What needs to be done
Below are some entries; can you quote all of them exactly?

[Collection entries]

——

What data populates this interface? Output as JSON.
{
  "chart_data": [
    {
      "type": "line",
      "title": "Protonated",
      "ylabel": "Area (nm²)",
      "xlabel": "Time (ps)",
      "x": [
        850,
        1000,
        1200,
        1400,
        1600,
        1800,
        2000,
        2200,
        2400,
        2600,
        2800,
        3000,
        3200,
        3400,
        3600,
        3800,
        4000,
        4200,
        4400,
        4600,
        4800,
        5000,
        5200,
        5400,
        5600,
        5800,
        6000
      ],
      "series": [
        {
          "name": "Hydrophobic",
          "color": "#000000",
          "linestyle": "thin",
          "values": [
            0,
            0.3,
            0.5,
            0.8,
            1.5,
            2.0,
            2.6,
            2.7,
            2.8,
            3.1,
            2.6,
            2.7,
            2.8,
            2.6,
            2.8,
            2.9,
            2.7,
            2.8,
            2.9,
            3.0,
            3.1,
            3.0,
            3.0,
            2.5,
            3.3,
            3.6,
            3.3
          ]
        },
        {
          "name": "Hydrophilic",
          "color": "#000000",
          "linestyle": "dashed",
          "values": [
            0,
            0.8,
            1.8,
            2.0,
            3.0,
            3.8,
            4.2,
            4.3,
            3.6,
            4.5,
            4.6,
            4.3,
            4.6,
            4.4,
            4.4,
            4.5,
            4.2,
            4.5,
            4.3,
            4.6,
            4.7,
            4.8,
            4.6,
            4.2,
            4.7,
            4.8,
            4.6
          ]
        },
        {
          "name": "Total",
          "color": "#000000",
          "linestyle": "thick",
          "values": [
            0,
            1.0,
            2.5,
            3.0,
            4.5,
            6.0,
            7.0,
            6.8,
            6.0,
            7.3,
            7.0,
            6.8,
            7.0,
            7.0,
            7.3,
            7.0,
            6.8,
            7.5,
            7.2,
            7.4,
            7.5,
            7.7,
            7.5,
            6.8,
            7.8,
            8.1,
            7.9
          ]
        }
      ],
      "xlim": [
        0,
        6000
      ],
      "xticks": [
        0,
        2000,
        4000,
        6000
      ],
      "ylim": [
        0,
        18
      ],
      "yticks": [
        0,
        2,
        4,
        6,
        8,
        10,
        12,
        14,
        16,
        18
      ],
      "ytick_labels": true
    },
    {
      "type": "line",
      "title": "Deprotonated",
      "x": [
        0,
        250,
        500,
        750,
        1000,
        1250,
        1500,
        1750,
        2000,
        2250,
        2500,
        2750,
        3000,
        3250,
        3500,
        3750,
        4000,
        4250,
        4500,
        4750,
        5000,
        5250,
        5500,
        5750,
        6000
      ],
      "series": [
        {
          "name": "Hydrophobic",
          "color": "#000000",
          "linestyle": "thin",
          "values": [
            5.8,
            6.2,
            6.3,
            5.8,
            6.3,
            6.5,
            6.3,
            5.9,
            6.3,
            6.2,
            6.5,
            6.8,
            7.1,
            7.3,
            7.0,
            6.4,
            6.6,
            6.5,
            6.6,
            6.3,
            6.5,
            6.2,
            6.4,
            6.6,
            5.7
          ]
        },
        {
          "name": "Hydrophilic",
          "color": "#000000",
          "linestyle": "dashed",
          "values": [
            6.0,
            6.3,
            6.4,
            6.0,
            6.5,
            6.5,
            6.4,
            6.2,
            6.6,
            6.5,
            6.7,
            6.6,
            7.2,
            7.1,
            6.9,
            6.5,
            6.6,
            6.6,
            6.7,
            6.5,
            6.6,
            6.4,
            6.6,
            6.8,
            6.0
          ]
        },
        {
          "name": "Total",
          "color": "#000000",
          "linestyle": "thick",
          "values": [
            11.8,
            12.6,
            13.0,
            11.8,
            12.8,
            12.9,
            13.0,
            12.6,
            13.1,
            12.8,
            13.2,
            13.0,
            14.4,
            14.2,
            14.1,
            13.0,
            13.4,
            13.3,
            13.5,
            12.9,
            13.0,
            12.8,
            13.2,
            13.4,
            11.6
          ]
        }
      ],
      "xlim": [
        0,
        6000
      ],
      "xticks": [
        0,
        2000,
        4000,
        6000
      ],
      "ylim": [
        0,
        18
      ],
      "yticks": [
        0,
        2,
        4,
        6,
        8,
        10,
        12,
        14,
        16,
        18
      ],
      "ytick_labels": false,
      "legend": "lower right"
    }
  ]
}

——

Answer for the task
What data populates this interface? Output as JSON.
{
  "chart_data": [
    {
      "type": "line",
      "title": "Protonated",
      "ylabel": "Area (nm²)",
      "xlabel": "Time (ps)",
      "x": [
        850,
        1000,
        1200,
        1400,
        1600,
        1800,
        2000,
        2200,
        2400,
        2600,
        2800,
        3000,
        3200,
        3400,
        3600,
        3800,
        4000,
        4200,
        4400,
        4600,
        4800,
        5000,
        5200,
        5400,
        5600,
        5800,
        6000
      ],
      "series": [
        {
          "name": "Hydrophobic",
          "color": "#000000",
          "linestyle": "thin",
          "values": [
            0,
            0.3,
            0.5,
            0.8,
            1.5,
            2.0,
            2.6,
            2.7,
            2.8,
            3.1,
            2.6,
            2.7,
            2.8,
            2.6,
            2.8,
            2.9,
            2.7,
            2.8,
            2.9,
            3.0,
            3.1,
            3.0,
            3.0,
            2.5,
            3.3,
            3.6,
            3.3
          ]
        },
        {
          "name": "Hydrophilic",
          "color": "#000000",
          "linestyle": "dashed",
          "values": [
            0,
            0.8,
            1.8,
            2.0,
            3.0,
            3.8,
            4.2,
            4.3,
            3.6,
            4.5,
            4.6,
            4.3,
            4.6,
            4.4,
            4.4,
            4.5,
            4.2,
            4.5,
            4.3,
            4.6,
            4.7,
            4.8,
            4.6,
            4.2,
            4.7,
            4.8,
            4.6
          ]
        },
        {
          "name": "Total",
          "color": "#000000",
          "linestyle": "thick",
          "values": [
            0,
            1.0,
            2.5,
            3.0,
            4.5,
            6.0,
            7.0,
            6.8,
            6.0,
            7.3,
            7.0,
            6.8,
            7.0,
            7.0,
            7.3,
            7.0,
            6.8,
            7.5,
            7.2,
            7.4,
            7.5,
            7.7,
            7.5,
            6.8,
            7.8,
            8.1,
            7.9
          ]
        }
      ],
      "xlim": [
        0,
        6000
      ],
      "xticks": [
        0,
        2000,
        4000,
        6000
      ],
      "ylim": [
        0,
        18
      ],
      "yticks": [
        0,
        2,
        4,
        6,
        8,
        10,
        12,
        14,
        16,
        18
      ],
      "ytick_labels": true
    },
    {
      "type": "line",
      "title": "Deprotonated",
      "x": [
        0,
        250,
        500,
        750,
        1000,
        1250,
        1500,
        1750,
        2000,
        2250,
        2500,
        2750,
        3000,
        3250,
        3500,
        3750,
        4000,
        4250,
        4500,
        4750,
        5000,
        5250,
        5500,
        5750,
        6000
      ],
      "series": [
        {
          "name": "Hydrophobic",
          "color": "#000000",
          "linestyle": "thin",
          "values": [
            5.8,
            6.2,
            6.3,
            5.8,
            6.3,
            6.5,
            6.3,
            5.9,
            6.3,
            6.2,
            6.5,
            6.8,
            7.1,
            7.3,
            7.0,
            6.4,
            6.6,
            6.5,
            6.6,
            6.3,
            6.5,
            6.2,
            6.4,
            6.6,
            5.7
          ]
        },
        {
          "name": "Hydrophilic",
          "color": "#000000",
          "linestyle": "dashed",
          "values": [
            6.0,
            6.3,
            6.4,
            6.0,
            6.5,
            6.5,
            6.4,
            6.2,
            6.6,
            6.5,
            6.7,
            6.6,
            7.2,
            7.1,
            6.9,
            6.5,
            6.6,
            6.6,
            6.7,
            6.5,
            6.6,
            6.4,
            6.6,
            6.8,
            6.0
          ]
        },
        {
          "name": "Total",
          "color": "#000000",
          "linestyle": "thick",
          "values": [
            11.8,
            12.6,
            13.0,
            11.8,
            12.8,
            12.9,
            13.0,
            12.6,
            13.1,
            12.8,
            13.2,
            13.0,
            14.4,
            14.2,
            14.1,
            13.0,
            13.4,
            13.3,
            13.5,
            12.9,
            13.0,
            12.8,
            13.2,
            13.4,
            11.6
          ]
        }
      ],
      "xlim": [
        0,
        6000
      ],
      "xticks": [
        0,
        2000,
        4000,
        6000
      ],
      "ylim": [
        0,
        18
      ],
      "yticks": [
        0,
        2,
        4,
        6,
        8,
        10,
        12,
        14,
        16,
        18
      ],
      "ytick_labels": false,
      "legend": "lower right"
    }
  ]
}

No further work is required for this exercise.